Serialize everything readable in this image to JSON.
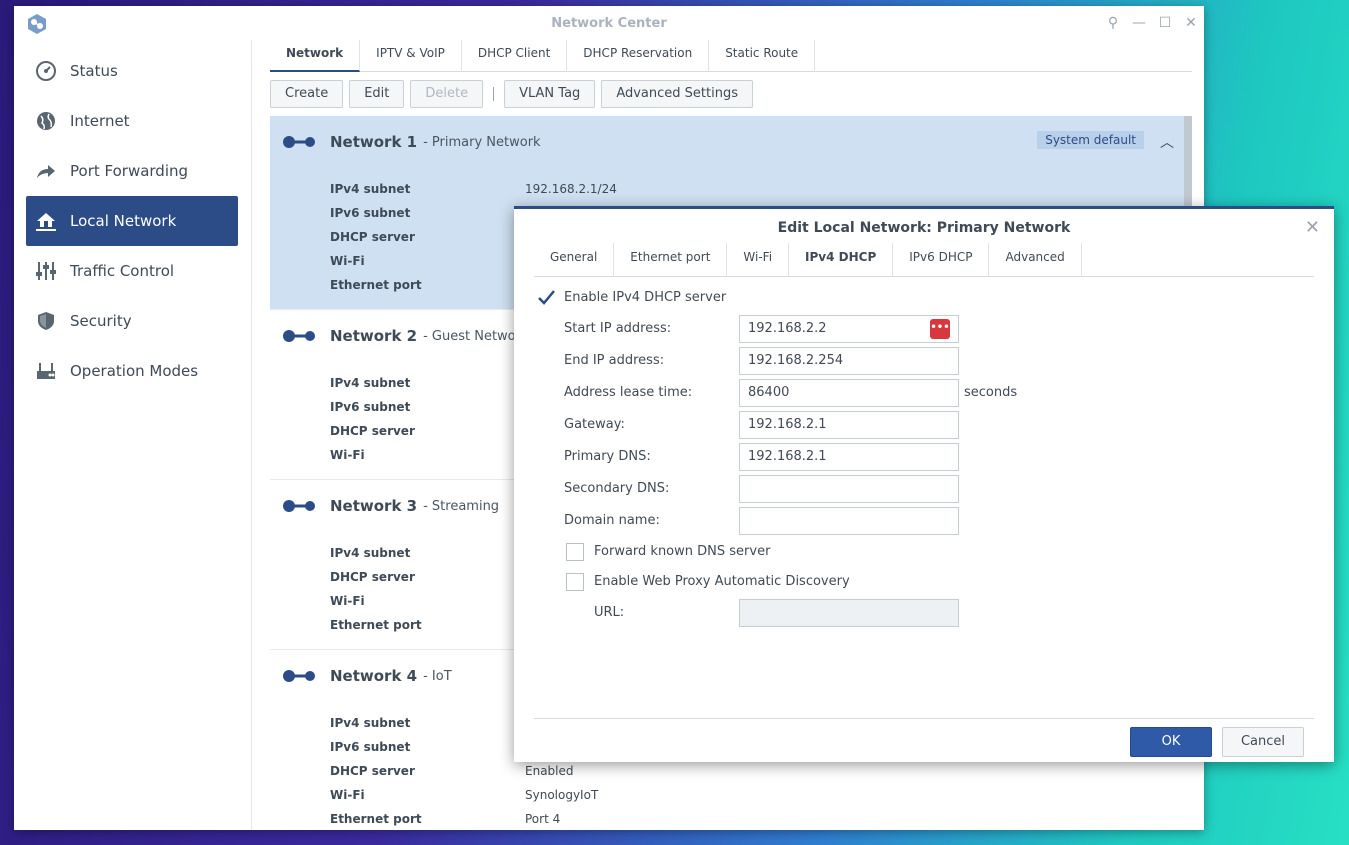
{
  "window": {
    "title": "Network Center"
  },
  "sidebar": {
    "items": [
      {
        "label": "Status",
        "icon": "gauge-icon"
      },
      {
        "label": "Internet",
        "icon": "globe-icon"
      },
      {
        "label": "Port Forwarding",
        "icon": "share-arrow-icon"
      },
      {
        "label": "Local Network",
        "icon": "home-network-icon",
        "active": true
      },
      {
        "label": "Traffic Control",
        "icon": "sliders-icon"
      },
      {
        "label": "Security",
        "icon": "shield-icon"
      },
      {
        "label": "Operation Modes",
        "icon": "router-icon"
      }
    ]
  },
  "tabs": [
    "Network",
    "IPTV & VoIP",
    "DHCP Client",
    "DHCP Reservation",
    "Static Route"
  ],
  "toolbar": {
    "create": "Create",
    "edit": "Edit",
    "delete": "Delete",
    "vlan": "VLAN Tag",
    "advanced": "Advanced Settings"
  },
  "networks": [
    {
      "name": "Network 1",
      "desc": "- Primary Network",
      "badge": "System default",
      "props": [
        {
          "k": "IPv4 subnet",
          "v": "192.168.2.1/24"
        },
        {
          "k": "IPv6 subnet",
          "v": ""
        },
        {
          "k": "DHCP server",
          "v": ""
        },
        {
          "k": "Wi-Fi",
          "v": ""
        },
        {
          "k": "Ethernet port",
          "v": ""
        }
      ]
    },
    {
      "name": "Network 2",
      "desc": "- Guest Network",
      "props": [
        {
          "k": "IPv4 subnet",
          "v": ""
        },
        {
          "k": "IPv6 subnet",
          "v": ""
        },
        {
          "k": "DHCP server",
          "v": ""
        },
        {
          "k": "Wi-Fi",
          "v": ""
        }
      ]
    },
    {
      "name": "Network 3",
      "desc": "- Streaming",
      "props": [
        {
          "k": "IPv4 subnet",
          "v": ""
        },
        {
          "k": "DHCP server",
          "v": ""
        },
        {
          "k": "Wi-Fi",
          "v": ""
        },
        {
          "k": "Ethernet port",
          "v": ""
        }
      ]
    },
    {
      "name": "Network 4",
      "desc": "- IoT",
      "props": [
        {
          "k": "IPv4 subnet",
          "v": ""
        },
        {
          "k": "IPv6 subnet",
          "v": ""
        },
        {
          "k": "DHCP server",
          "v": "Enabled"
        },
        {
          "k": "Wi-Fi",
          "v": "SynologyIoT"
        },
        {
          "k": "Ethernet port",
          "v": "Port 4"
        }
      ]
    }
  ],
  "dialog": {
    "title": "Edit Local Network: Primary Network",
    "tabs": [
      "General",
      "Ethernet port",
      "Wi-Fi",
      "IPv4 DHCP",
      "IPv6 DHCP",
      "Advanced"
    ],
    "active_tab": "IPv4 DHCP",
    "enable_dhcp": {
      "label": "Enable IPv4 DHCP server",
      "checked": true
    },
    "fields": [
      {
        "label": "Start IP address:",
        "value": "192.168.2.2"
      },
      {
        "label": "End IP address:",
        "value": "192.168.2.254"
      },
      {
        "label": "Address lease time:",
        "value": "86400",
        "suffix": "seconds"
      },
      {
        "label": "Gateway:",
        "value": "192.168.2.1"
      },
      {
        "label": "Primary DNS:",
        "value": "192.168.2.1"
      },
      {
        "label": "Secondary DNS:",
        "value": ""
      },
      {
        "label": "Domain name:",
        "value": ""
      }
    ],
    "forward_dns": {
      "label": "Forward known DNS server",
      "checked": false
    },
    "wpad": {
      "label": "Enable Web Proxy Automatic Discovery",
      "checked": false
    },
    "url": {
      "label": "URL:",
      "value": ""
    },
    "ok": "OK",
    "cancel": "Cancel"
  },
  "colors": {
    "accent": "#2b4c86",
    "ok_button": "#2f5aa8",
    "selected_row": "#cfe0f2",
    "password_badge": "#d9363e"
  }
}
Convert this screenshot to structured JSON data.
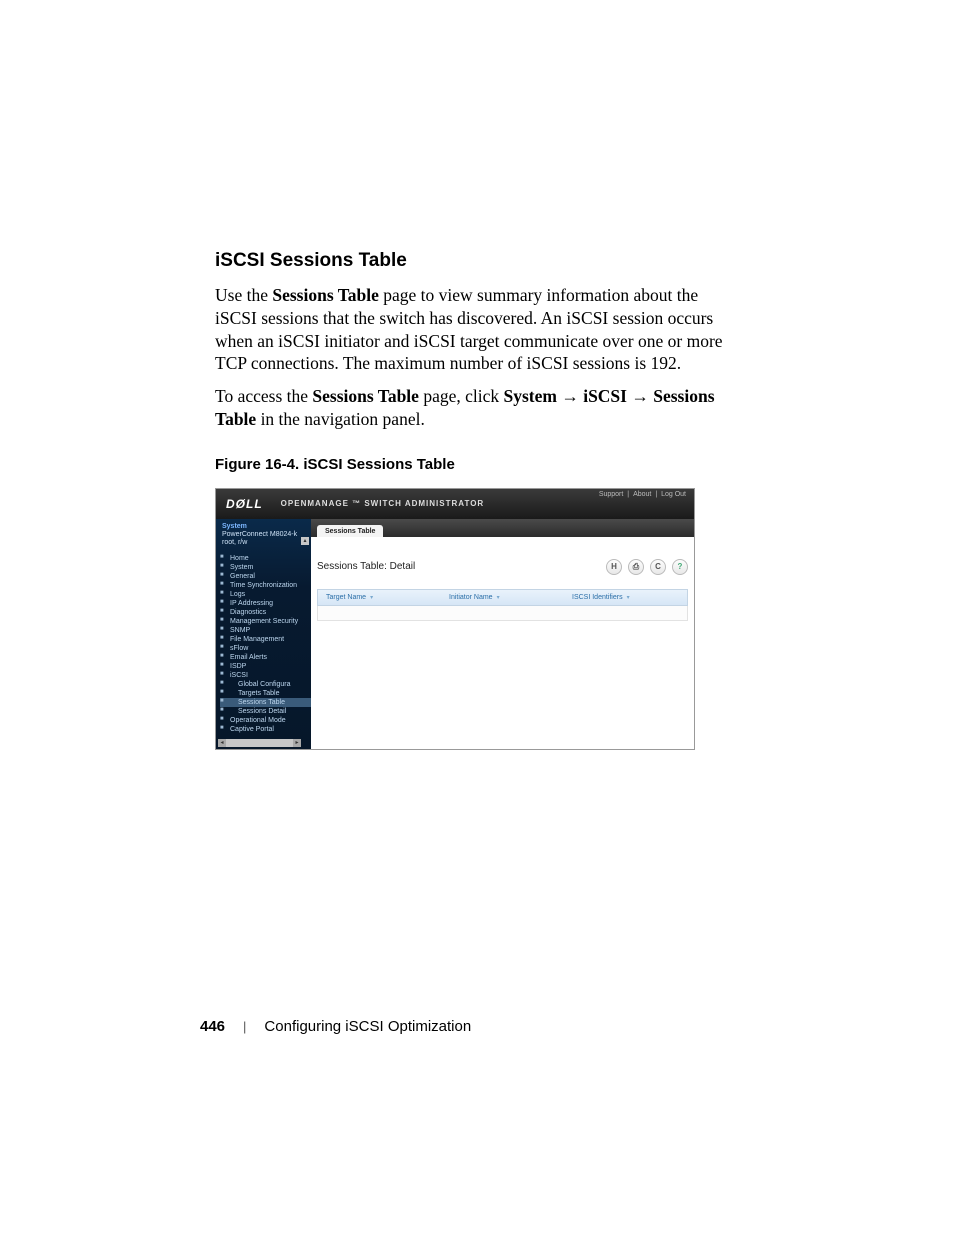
{
  "section_heading": "iSCSI Sessions Table",
  "para1_a": "Use the ",
  "para1_b": "Sessions Table",
  "para1_c": " page to view summary information about the iSCSI sessions that the switch has discovered. An iSCSI session occurs when an iSCSI initiator and iSCSI target communicate over one or more TCP connections. The maximum number of iSCSI sessions is 192.",
  "para2_a": "To access the ",
  "para2_b": "Sessions Table",
  "para2_c": " page, click ",
  "para2_d": "System",
  "para2_e": " → ",
  "para2_f": "iSCSI",
  "para2_g": " → ",
  "para2_h": "Sessions Table",
  "para2_i": " in the navigation panel.",
  "figure_caption": "Figure 16-4.    iSCSI Sessions Table",
  "screenshot": {
    "brand_logo_text": "DØLL",
    "app_name": "OPENMANAGE ™ SWITCH ADMINISTRATOR",
    "header_links": {
      "support": "Support",
      "about": "About",
      "logout": "Log Out"
    },
    "sidebar": {
      "system_label": "System",
      "device_model": "PowerConnect M8024-k",
      "user_line": "root, r/w",
      "items": [
        "Home",
        "System",
        "General",
        "Time Synchronization",
        "Logs",
        "IP Addressing",
        "Diagnostics",
        "Management Security",
        "SNMP",
        "File Management",
        "sFlow",
        "Email Alerts",
        "ISDP",
        "iSCSI",
        "Global Configura",
        "Targets Table",
        "Sessions Table",
        "Sessions Detail",
        "Operational Mode",
        "Captive Portal"
      ]
    },
    "main": {
      "tab_label": "Sessions Table",
      "page_title": "Sessions Table: Detail",
      "toolbar": {
        "save": "H",
        "print": "⎙",
        "refresh": "C",
        "help": "?"
      },
      "columns": {
        "c1": "Target Name",
        "c2": "Initiator Name",
        "c3": "ISCSI Identifiers"
      }
    }
  },
  "footer": {
    "page_number": "446",
    "bar": "|",
    "chapter": "Configuring iSCSI Optimization"
  }
}
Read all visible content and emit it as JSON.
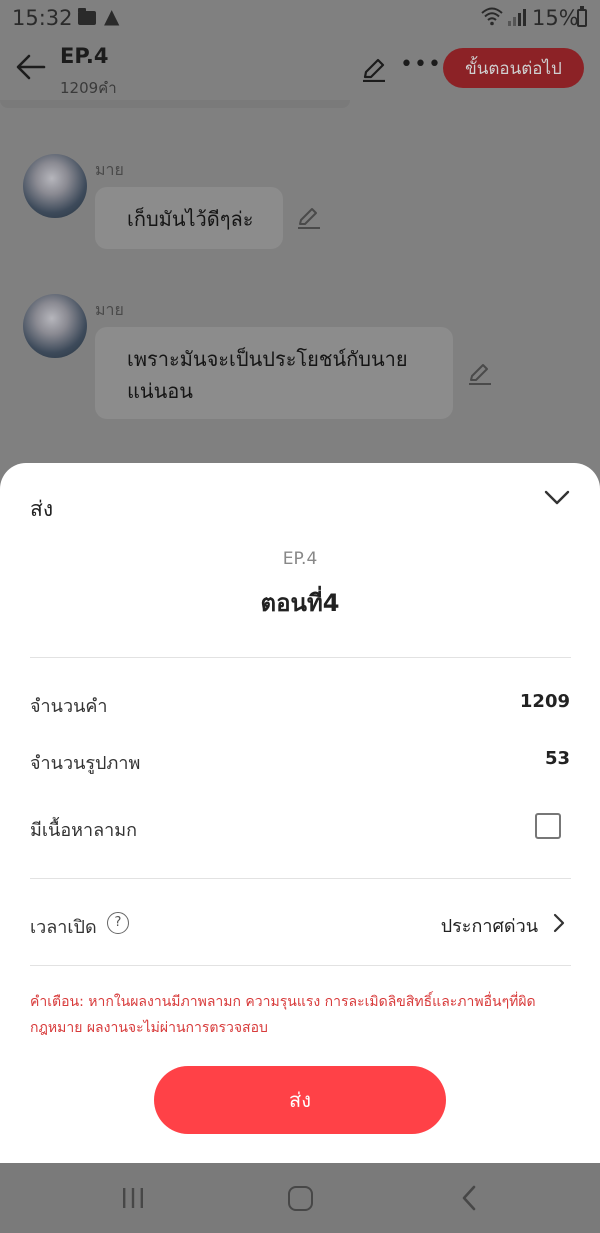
{
  "status_bar": {
    "time": "15:32",
    "battery": "15%"
  },
  "header": {
    "title": "EP.4",
    "subtitle": "1209คำ",
    "next_button": "ขั้นตอนต่อไป"
  },
  "chat": [
    {
      "name": "มาย",
      "message": "เก็บมันไว้ดีๆล่ะ"
    },
    {
      "name": "มาย",
      "message": "เพราะมันจะเป็นประโยชน์กับนายแน่นอน"
    }
  ],
  "sheet": {
    "title": "ส่ง",
    "episode_label": "EP.4",
    "episode_name": "ตอนที่4",
    "rows": {
      "word_count": {
        "label": "จำนวนคำ",
        "value": "1209"
      },
      "image_count": {
        "label": "จำนวนรูปภาพ",
        "value": "53"
      },
      "adult_content": {
        "label": "มีเนื้อหาลามก",
        "checked": false
      },
      "release_time": {
        "label": "เวลาเปิด",
        "help": "?",
        "value": "ประกาศด่วน"
      }
    },
    "warning": "คำเตือน: หากในผลงานมีภาพลามก ความรุนแรง การละเมิดลิขสิทธิ์และภาพอื่นๆที่ผิดกฎหมาย ผลงานจะไม่ผ่านการตรวจสอบ",
    "submit_button": "ส่ง"
  },
  "colors": {
    "accent": "#ff4147",
    "warning": "#d83b3b",
    "overlay": "#808080"
  },
  "icons": [
    "folder-icon",
    "warning-icon",
    "wifi-icon",
    "signal-icon",
    "battery-icon",
    "back-arrow-icon",
    "pencil-icon",
    "more-icon",
    "chevron-down-icon",
    "help-icon",
    "chevron-right-icon",
    "nav-recents-icon",
    "nav-home-icon",
    "nav-back-icon"
  ]
}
■ ■ ■ ■ ■ ■ ■
_Directions for this task_: Without the pictures, write out every entry precisely as it appears.

_Response to this task_:
Serialize everything readable in this image to JSON.
{
  "window": {
    "title": "Network Center"
  },
  "sidebar": {
    "items": [
      {
        "label": "Status",
        "icon": "gauge-icon"
      },
      {
        "label": "Internet",
        "icon": "globe-icon"
      },
      {
        "label": "Port Forwarding",
        "icon": "share-arrow-icon"
      },
      {
        "label": "Local Network",
        "icon": "home-network-icon",
        "active": true
      },
      {
        "label": "Traffic Control",
        "icon": "sliders-icon"
      },
      {
        "label": "Security",
        "icon": "shield-icon"
      },
      {
        "label": "Operation Modes",
        "icon": "router-icon"
      }
    ]
  },
  "tabs": [
    "Network",
    "IPTV & VoIP",
    "DHCP Client",
    "DHCP Reservation",
    "Static Route"
  ],
  "toolbar": {
    "create": "Create",
    "edit": "Edit",
    "delete": "Delete",
    "vlan": "VLAN Tag",
    "advanced": "Advanced Settings"
  },
  "networks": [
    {
      "name": "Network 1",
      "desc": "- Primary Network",
      "badge": "System default",
      "props": [
        {
          "k": "IPv4 subnet",
          "v": "192.168.2.1/24"
        },
        {
          "k": "IPv6 subnet",
          "v": ""
        },
        {
          "k": "DHCP server",
          "v": ""
        },
        {
          "k": "Wi-Fi",
          "v": ""
        },
        {
          "k": "Ethernet port",
          "v": ""
        }
      ]
    },
    {
      "name": "Network 2",
      "desc": "- Guest Network",
      "props": [
        {
          "k": "IPv4 subnet",
          "v": ""
        },
        {
          "k": "IPv6 subnet",
          "v": ""
        },
        {
          "k": "DHCP server",
          "v": ""
        },
        {
          "k": "Wi-Fi",
          "v": ""
        }
      ]
    },
    {
      "name": "Network 3",
      "desc": "- Streaming",
      "props": [
        {
          "k": "IPv4 subnet",
          "v": ""
        },
        {
          "k": "DHCP server",
          "v": ""
        },
        {
          "k": "Wi-Fi",
          "v": ""
        },
        {
          "k": "Ethernet port",
          "v": ""
        }
      ]
    },
    {
      "name": "Network 4",
      "desc": "- IoT",
      "props": [
        {
          "k": "IPv4 subnet",
          "v": ""
        },
        {
          "k": "IPv6 subnet",
          "v": ""
        },
        {
          "k": "DHCP server",
          "v": "Enabled"
        },
        {
          "k": "Wi-Fi",
          "v": "SynologyIoT"
        },
        {
          "k": "Ethernet port",
          "v": "Port 4"
        }
      ]
    }
  ],
  "dialog": {
    "title": "Edit Local Network: Primary Network",
    "tabs": [
      "General",
      "Ethernet port",
      "Wi-Fi",
      "IPv4 DHCP",
      "IPv6 DHCP",
      "Advanced"
    ],
    "active_tab": "IPv4 DHCP",
    "enable_dhcp": {
      "label": "Enable IPv4 DHCP server",
      "checked": true
    },
    "fields": [
      {
        "label": "Start IP address:",
        "value": "192.168.2.2"
      },
      {
        "label": "End IP address:",
        "value": "192.168.2.254"
      },
      {
        "label": "Address lease time:",
        "value": "86400",
        "suffix": "seconds"
      },
      {
        "label": "Gateway:",
        "value": "192.168.2.1"
      },
      {
        "label": "Primary DNS:",
        "value": "192.168.2.1"
      },
      {
        "label": "Secondary DNS:",
        "value": ""
      },
      {
        "label": "Domain name:",
        "value": ""
      }
    ],
    "forward_dns": {
      "label": "Forward known DNS server",
      "checked": false
    },
    "wpad": {
      "label": "Enable Web Proxy Automatic Discovery",
      "checked": false
    },
    "url": {
      "label": "URL:",
      "value": ""
    },
    "ok": "OK",
    "cancel": "Cancel"
  },
  "colors": {
    "accent": "#2b4c86",
    "ok_button": "#2f5aa8",
    "selected_row": "#cfe0f2",
    "password_badge": "#d9363e"
  }
}
Convert this screenshot to structured JSON data.
{
  "section_heading": "iSCSI Sessions Table",
  "para1_a": "Use the ",
  "para1_b": "Sessions Table",
  "para1_c": " page to view summary information about the iSCSI sessions that the switch has discovered. An iSCSI session occurs when an iSCSI initiator and iSCSI target communicate over one or more TCP connections. The maximum number of iSCSI sessions is 192.",
  "para2_a": "To access the ",
  "para2_b": "Sessions Table",
  "para2_c": " page, click ",
  "para2_d": "System",
  "para2_e": " → ",
  "para2_f": "iSCSI",
  "para2_g": " → ",
  "para2_h": "Sessions Table",
  "para2_i": " in the navigation panel.",
  "figure_caption": "Figure 16-4.    iSCSI Sessions Table",
  "screenshot": {
    "brand_logo_text": "DØLL",
    "app_name": "OPENMANAGE ™ SWITCH ADMINISTRATOR",
    "header_links": {
      "support": "Support",
      "about": "About",
      "logout": "Log Out"
    },
    "sidebar": {
      "system_label": "System",
      "device_model": "PowerConnect M8024-k",
      "user_line": "root, r/w",
      "items": [
        "Home",
        "System",
        "General",
        "Time Synchronization",
        "Logs",
        "IP Addressing",
        "Diagnostics",
        "Management Security",
        "SNMP",
        "File Management",
        "sFlow",
        "Email Alerts",
        "ISDP",
        "iSCSI",
        "Global Configura",
        "Targets Table",
        "Sessions Table",
        "Sessions Detail",
        "Operational Mode",
        "Captive Portal"
      ]
    },
    "main": {
      "tab_label": "Sessions Table",
      "page_title": "Sessions Table: Detail",
      "toolbar": {
        "save": "H",
        "print": "⎙",
        "refresh": "C",
        "help": "?"
      },
      "columns": {
        "c1": "Target Name",
        "c2": "Initiator Name",
        "c3": "ISCSI Identifiers"
      }
    }
  },
  "footer": {
    "page_number": "446",
    "bar": "|",
    "chapter": "Configuring iSCSI Optimization"
  }
}
Read all visible content and emit it as JSON.
{
  "status_bar": {
    "time": "15:32",
    "battery": "15%"
  },
  "header": {
    "title": "EP.4",
    "subtitle": "1209คำ",
    "next_button": "ขั้นตอนต่อไป"
  },
  "chat": [
    {
      "name": "มาย",
      "message": "เก็บมันไว้ดีๆล่ะ"
    },
    {
      "name": "มาย",
      "message": "เพราะมันจะเป็นประโยชน์กับนายแน่นอน"
    }
  ],
  "sheet": {
    "title": "ส่ง",
    "episode_label": "EP.4",
    "episode_name": "ตอนที่4",
    "rows": {
      "word_count": {
        "label": "จำนวนคำ",
        "value": "1209"
      },
      "image_count": {
        "label": "จำนวนรูปภาพ",
        "value": "53"
      },
      "adult_content": {
        "label": "มีเนื้อหาลามก",
        "checked": false
      },
      "release_time": {
        "label": "เวลาเปิด",
        "help": "?",
        "value": "ประกาศด่วน"
      }
    },
    "warning": "คำเตือน: หากในผลงานมีภาพลามก ความรุนแรง การละเมิดลิขสิทธิ์และภาพอื่นๆที่ผิดกฎหมาย ผลงานจะไม่ผ่านการตรวจสอบ",
    "submit_button": "ส่ง"
  },
  "colors": {
    "accent": "#ff4147",
    "warning": "#d83b3b",
    "overlay": "#808080"
  },
  "icons": [
    "folder-icon",
    "warning-icon",
    "wifi-icon",
    "signal-icon",
    "battery-icon",
    "back-arrow-icon",
    "pencil-icon",
    "more-icon",
    "chevron-down-icon",
    "help-icon",
    "chevron-right-icon",
    "nav-recents-icon",
    "nav-home-icon",
    "nav-back-icon"
  ]
}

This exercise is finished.